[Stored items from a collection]
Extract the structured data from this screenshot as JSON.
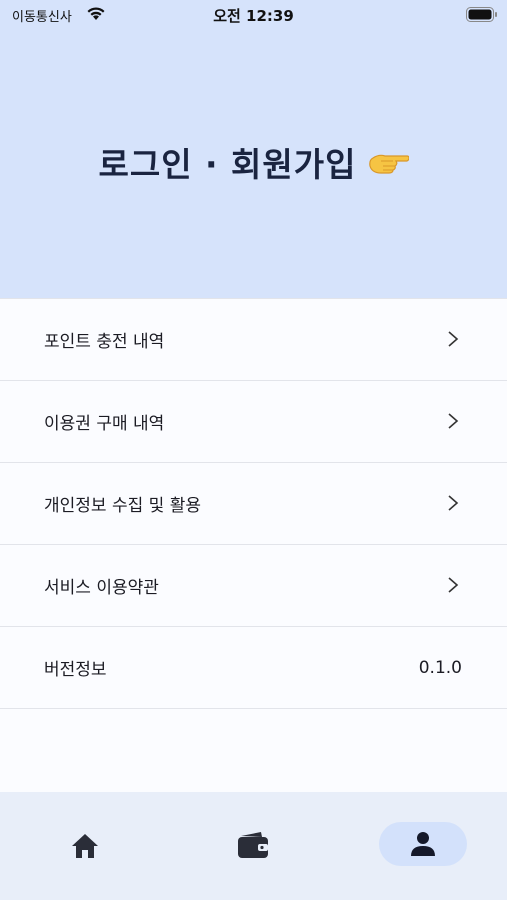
{
  "status_bar": {
    "carrier": "이동통신사",
    "time": "오전 12:39",
    "wifi_icon": "wifi-icon",
    "battery_icon": "battery-icon"
  },
  "header": {
    "title": "로그인 · 회원가입",
    "emoji_icon": "pointing-hand-icon",
    "background": "#d6e3fb"
  },
  "menu": {
    "items": [
      {
        "label": "포인트 충전 내역",
        "icon": "chevron-right-icon"
      },
      {
        "label": "이용권 구매 내역",
        "icon": "chevron-right-icon"
      },
      {
        "label": "개인정보 수집 및 활용",
        "icon": "chevron-right-icon"
      },
      {
        "label": "서비스 이용약관",
        "icon": "chevron-right-icon"
      }
    ],
    "version": {
      "label": "버전정보",
      "value": "0.1.0"
    }
  },
  "tabbar": {
    "tabs": [
      {
        "icon": "home-icon",
        "selected": false
      },
      {
        "icon": "wallet-icon",
        "selected": false
      },
      {
        "icon": "person-icon",
        "selected": true
      }
    ],
    "background": "#e8eef9",
    "selected_pill": "#d3e1fb"
  }
}
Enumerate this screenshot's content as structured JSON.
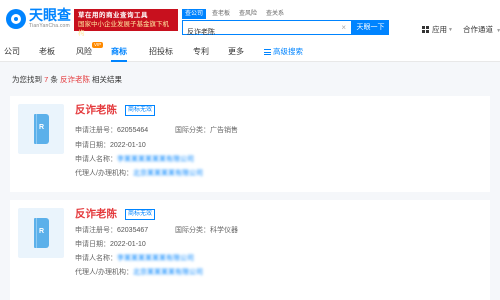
{
  "header": {
    "logo_name": "天眼查",
    "logo_domain": "TianYanCha.com",
    "ad_line1": "草在用的商业查询工具",
    "ad_line2": "国家中小企业发展子基金旗下机构",
    "search_tabs": [
      "查公司",
      "查老板",
      "查风险",
      "查关系"
    ],
    "search_value": "反诈老陈",
    "search_button": "天眼一下",
    "apps_label": "应用",
    "partner_label": "合作通道"
  },
  "nav": {
    "items": [
      "公司",
      "老板",
      "风险",
      "商标",
      "招投标",
      "专利",
      "更多"
    ],
    "active": "商标",
    "vip_badge": "VIP",
    "advanced_search": "高级搜索"
  },
  "results": {
    "prefix": "为您找到",
    "count": "7",
    "unit": "条",
    "keyword": "反诈老陈",
    "suffix": "相关结果"
  },
  "cards": [
    {
      "title": "反诈老陈",
      "status": "商标无效",
      "reg_no_label": "申请注册号：",
      "reg_no": "62055464",
      "class_label": "国际分类：",
      "class_value": "广告销售",
      "date_label": "申请日期：",
      "date": "2022-01-10",
      "applicant_label": "申请人名称：",
      "applicant": "李某某某某某某有限公司",
      "agent_label": "代理人/办理机构：",
      "agent": "北京某某某某有限公司"
    },
    {
      "title": "反诈老陈",
      "status": "商标无效",
      "reg_no_label": "申请注册号：",
      "reg_no": "62035467",
      "class_label": "国际分类：",
      "class_value": "科学仪器",
      "date_label": "申请日期：",
      "date": "2022-01-10",
      "applicant_label": "申请人名称：",
      "applicant": "李某某某某某某有限公司",
      "agent_label": "代理人/办理机构：",
      "agent": "北京某某某某有限公司"
    }
  ],
  "colors": {
    "brand": "#0084ff",
    "highlight": "#e4393c",
    "ad": "#c8101e"
  }
}
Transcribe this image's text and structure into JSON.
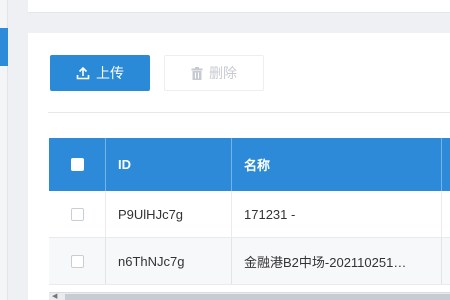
{
  "toolbar": {
    "upload_label": "上传",
    "delete_label": "删除"
  },
  "table": {
    "columns": [
      "ID",
      "名称"
    ],
    "rows": [
      {
        "id": "P9UlHJc7g",
        "name": "171231 -"
      },
      {
        "id": "n6ThNJc7g",
        "name": "金融港B2中场-202110251…"
      }
    ]
  },
  "colors": {
    "primary": "#2b8ad7",
    "header": "#2d8ad8"
  },
  "icons": {
    "upload": "upload-icon",
    "delete": "trash-icon"
  }
}
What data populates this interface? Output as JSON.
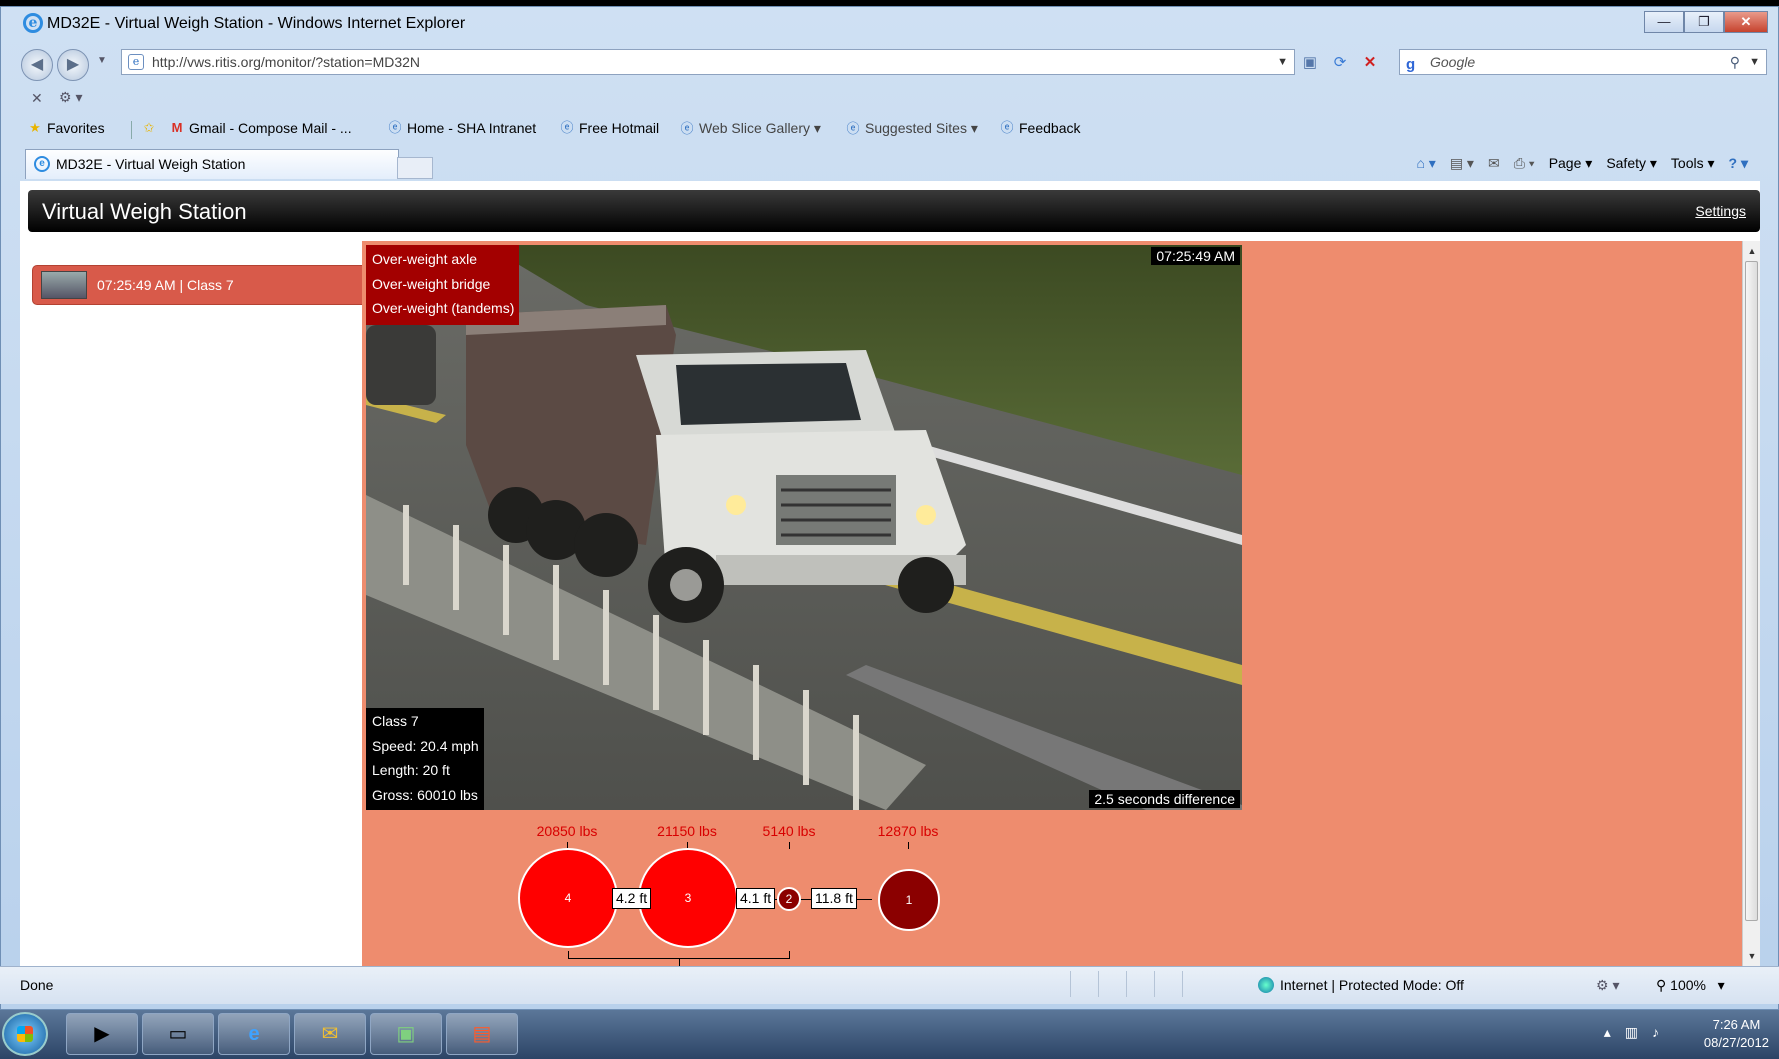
{
  "window": {
    "title": "MD32E - Virtual Weigh Station - Windows Internet Explorer",
    "controls": [
      "—",
      "❐",
      "✕"
    ]
  },
  "address": {
    "url": "http://vws.ritis.org/monitor/?station=MD32N",
    "search_placeholder": "Google"
  },
  "favorites_bar": {
    "favorites_label": "Favorites",
    "items": [
      {
        "label": "Gmail - Compose Mail - ...",
        "icon": "gmail-icon"
      },
      {
        "label": "Home - SHA Intranet",
        "icon": "ie-page-icon"
      },
      {
        "label": "Free Hotmail",
        "icon": "ie-page-icon"
      },
      {
        "label": "Web Slice Gallery ▾",
        "icon": "ie-page-icon"
      },
      {
        "label": "Suggested Sites ▾",
        "icon": "ie-page-icon"
      },
      {
        "label": "Feedback",
        "icon": "ie-page-icon"
      }
    ]
  },
  "tab": {
    "label": "MD32E - Virtual Weigh Station"
  },
  "commandbar": {
    "page": "Page ▾",
    "safety": "Safety ▾",
    "tools": "Tools ▾"
  },
  "app": {
    "title": "Virtual Weigh Station",
    "settings_label": "Settings"
  },
  "event_list": [
    {
      "label": "07:25:49 AM | Class 7"
    }
  ],
  "event": {
    "violations": [
      "Over-weight axle",
      "Over-weight bridge",
      "Over-weight (tandems)"
    ],
    "timestamp": "07:25:49 AM",
    "stats": [
      "Class 7",
      "Speed: 20.4 mph",
      "Length: 20 ft",
      "Gross: 60010 lbs"
    ],
    "time_difference": "2.5 seconds difference"
  },
  "axles": {
    "weights": [
      "20850 lbs",
      "21150 lbs",
      "5140 lbs",
      "12870 lbs"
    ],
    "numbers": [
      "4",
      "3",
      "2",
      "1"
    ],
    "spacings": [
      "4.2 ft",
      "4.1 ft",
      "11.8 ft"
    ],
    "overweight_color": "#ff0000",
    "normal_color": "#8b0000"
  },
  "status": {
    "left": "Done",
    "zone": "Internet | Protected Mode: Off",
    "zoom": "100%"
  },
  "taskbar": {
    "time": "7:26 AM",
    "date": "08/27/2012"
  },
  "colors": {
    "alert_background": "#ee8c6e",
    "event_item": "#d85a4a",
    "violation_box": "#a30000"
  }
}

_Instructions for the task_
Quote the data exactly, leaving every image out of the copy.

_Final result_
Extract the structured data from this screenshot as JSON.
{
  "status_bar": {
    "carrier": "이동통신사",
    "time": "오전 12:39",
    "wifi_icon": "wifi-icon",
    "battery_icon": "battery-icon"
  },
  "header": {
    "title": "로그인 · 회원가입",
    "emoji_icon": "pointing-hand-icon",
    "background": "#d6e3fb"
  },
  "menu": {
    "items": [
      {
        "label": "포인트 충전 내역",
        "icon": "chevron-right-icon"
      },
      {
        "label": "이용권 구매 내역",
        "icon": "chevron-right-icon"
      },
      {
        "label": "개인정보 수집 및 활용",
        "icon": "chevron-right-icon"
      },
      {
        "label": "서비스 이용약관",
        "icon": "chevron-right-icon"
      }
    ],
    "version": {
      "label": "버전정보",
      "value": "0.1.0"
    }
  },
  "tabbar": {
    "tabs": [
      {
        "icon": "home-icon",
        "selected": false
      },
      {
        "icon": "wallet-icon",
        "selected": false
      },
      {
        "icon": "person-icon",
        "selected": true
      }
    ],
    "background": "#e8eef9",
    "selected_pill": "#d3e1fb"
  }
}
Enumerate this screenshot's content as structured JSON.
{
  "header": {
    "logo_name": "天眼查",
    "logo_domain": "TianYanCha.com",
    "ad_line1": "草在用的商业查询工具",
    "ad_line2": "国家中小企业发展子基金旗下机构",
    "search_tabs": [
      "查公司",
      "查老板",
      "查风险",
      "查关系"
    ],
    "search_value": "反诈老陈",
    "search_button": "天眼一下",
    "apps_label": "应用",
    "partner_label": "合作通道"
  },
  "nav": {
    "items": [
      "公司",
      "老板",
      "风险",
      "商标",
      "招投标",
      "专利",
      "更多"
    ],
    "active": "商标",
    "vip_badge": "VIP",
    "advanced_search": "高级搜索"
  },
  "results": {
    "prefix": "为您找到",
    "count": "7",
    "unit": "条",
    "keyword": "反诈老陈",
    "suffix": "相关结果"
  },
  "cards": [
    {
      "title": "反诈老陈",
      "status": "商标无效",
      "reg_no_label": "申请注册号：",
      "reg_no": "62055464",
      "class_label": "国际分类：",
      "class_value": "广告销售",
      "date_label": "申请日期：",
      "date": "2022-01-10",
      "applicant_label": "申请人名称：",
      "applicant": "李某某某某某某有限公司",
      "agent_label": "代理人/办理机构：",
      "agent": "北京某某某某有限公司"
    },
    {
      "title": "反诈老陈",
      "status": "商标无效",
      "reg_no_label": "申请注册号：",
      "reg_no": "62035467",
      "class_label": "国际分类：",
      "class_value": "科学仪器",
      "date_label": "申请日期：",
      "date": "2022-01-10",
      "applicant_label": "申请人名称：",
      "applicant": "李某某某某某某有限公司",
      "agent_label": "代理人/办理机构：",
      "agent": "北京某某某某有限公司"
    }
  ],
  "colors": {
    "brand": "#0084ff",
    "highlight": "#e4393c",
    "ad": "#c8101e"
  }
}
Transcribe this image's text and structure into JSON.
{
  "toolbar": {
    "upload_label": "上传",
    "delete_label": "删除"
  },
  "table": {
    "columns": [
      "ID",
      "名称"
    ],
    "rows": [
      {
        "id": "P9UlHJc7g",
        "name": "171231 -"
      },
      {
        "id": "n6ThNJc7g",
        "name": "金融港B2中场-202110251…"
      }
    ]
  },
  "colors": {
    "primary": "#2b8ad7",
    "header": "#2d8ad8"
  },
  "icons": {
    "upload": "upload-icon",
    "delete": "trash-icon"
  }
}
What data populates this interface? Output as JSON.
{
  "window": {
    "title": "MD32E - Virtual Weigh Station - Windows Internet Explorer",
    "controls": [
      "—",
      "❐",
      "✕"
    ]
  },
  "address": {
    "url": "http://vws.ritis.org/monitor/?station=MD32N",
    "search_placeholder": "Google"
  },
  "favorites_bar": {
    "favorites_label": "Favorites",
    "items": [
      {
        "label": "Gmail - Compose Mail - ...",
        "icon": "gmail-icon"
      },
      {
        "label": "Home - SHA Intranet",
        "icon": "ie-page-icon"
      },
      {
        "label": "Free Hotmail",
        "icon": "ie-page-icon"
      },
      {
        "label": "Web Slice Gallery ▾",
        "icon": "ie-page-icon"
      },
      {
        "label": "Suggested Sites ▾",
        "icon": "ie-page-icon"
      },
      {
        "label": "Feedback",
        "icon": "ie-page-icon"
      }
    ]
  },
  "tab": {
    "label": "MD32E - Virtual Weigh Station"
  },
  "commandbar": {
    "page": "Page ▾",
    "safety": "Safety ▾",
    "tools": "Tools ▾"
  },
  "app": {
    "title": "Virtual Weigh Station",
    "settings_label": "Settings"
  },
  "event_list": [
    {
      "label": "07:25:49 AM | Class 7"
    }
  ],
  "event": {
    "violations": [
      "Over-weight axle",
      "Over-weight bridge",
      "Over-weight (tandems)"
    ],
    "timestamp": "07:25:49 AM",
    "stats": [
      "Class 7",
      "Speed: 20.4 mph",
      "Length: 20 ft",
      "Gross: 60010 lbs"
    ],
    "time_difference": "2.5 seconds difference"
  },
  "axles": {
    "weights": [
      "20850 lbs",
      "21150 lbs",
      "5140 lbs",
      "12870 lbs"
    ],
    "numbers": [
      "4",
      "3",
      "2",
      "1"
    ],
    "spacings": [
      "4.2 ft",
      "4.1 ft",
      "11.8 ft"
    ],
    "overweight_color": "#ff0000",
    "normal_color": "#8b0000"
  },
  "status": {
    "left": "Done",
    "zone": "Internet | Protected Mode: Off",
    "zoom": "100%"
  },
  "taskbar": {
    "time": "7:26 AM",
    "date": "08/27/2012"
  },
  "colors": {
    "alert_background": "#ee8c6e",
    "event_item": "#d85a4a",
    "violation_box": "#a30000"
  }
}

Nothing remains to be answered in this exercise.